Extracted data entries
* * * *
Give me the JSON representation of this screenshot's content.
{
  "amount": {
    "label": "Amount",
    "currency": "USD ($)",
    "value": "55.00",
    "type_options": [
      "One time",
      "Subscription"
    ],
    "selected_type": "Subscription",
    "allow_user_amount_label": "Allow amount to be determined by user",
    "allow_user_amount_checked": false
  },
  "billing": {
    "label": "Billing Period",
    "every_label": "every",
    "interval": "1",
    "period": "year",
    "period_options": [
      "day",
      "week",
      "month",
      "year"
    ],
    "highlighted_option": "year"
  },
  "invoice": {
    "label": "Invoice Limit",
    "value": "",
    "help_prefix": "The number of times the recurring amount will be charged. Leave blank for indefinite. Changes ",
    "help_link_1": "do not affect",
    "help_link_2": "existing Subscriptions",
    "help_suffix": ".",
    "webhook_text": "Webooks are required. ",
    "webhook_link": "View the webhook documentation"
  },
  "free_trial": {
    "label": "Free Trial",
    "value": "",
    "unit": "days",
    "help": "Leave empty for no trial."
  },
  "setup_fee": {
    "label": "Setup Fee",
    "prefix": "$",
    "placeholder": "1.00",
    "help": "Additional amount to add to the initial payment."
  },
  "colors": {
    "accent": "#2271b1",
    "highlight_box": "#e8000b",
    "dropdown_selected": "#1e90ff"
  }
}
* * * *
Reproduce the records above exactly as they appear.

Expected answer:
Give me the JSON representation of this screenshot's content.
{
  "amount": {
    "label": "Amount",
    "currency": "USD ($)",
    "value": "55.00",
    "type_options": [
      "One time",
      "Subscription"
    ],
    "selected_type": "Subscription",
    "allow_user_amount_label": "Allow amount to be determined by user",
    "allow_user_amount_checked": false
  },
  "billing": {
    "label": "Billing Period",
    "every_label": "every",
    "interval": "1",
    "period": "year",
    "period_options": [
      "day",
      "week",
      "month",
      "year"
    ],
    "highlighted_option": "year"
  },
  "invoice": {
    "label": "Invoice Limit",
    "value": "",
    "help_prefix": "The number of times the recurring amount will be charged. Leave blank for indefinite. Changes ",
    "help_link_1": "do not affect",
    "help_link_2": "existing Subscriptions",
    "help_suffix": ".",
    "webhook_text": "Webooks are required. ",
    "webhook_link": "View the webhook documentation"
  },
  "free_trial": {
    "label": "Free Trial",
    "value": "",
    "unit": "days",
    "help": "Leave empty for no trial."
  },
  "setup_fee": {
    "label": "Setup Fee",
    "prefix": "$",
    "placeholder": "1.00",
    "help": "Additional amount to add to the initial payment."
  },
  "colors": {
    "accent": "#2271b1",
    "highlight_box": "#e8000b",
    "dropdown_selected": "#1e90ff"
  }
}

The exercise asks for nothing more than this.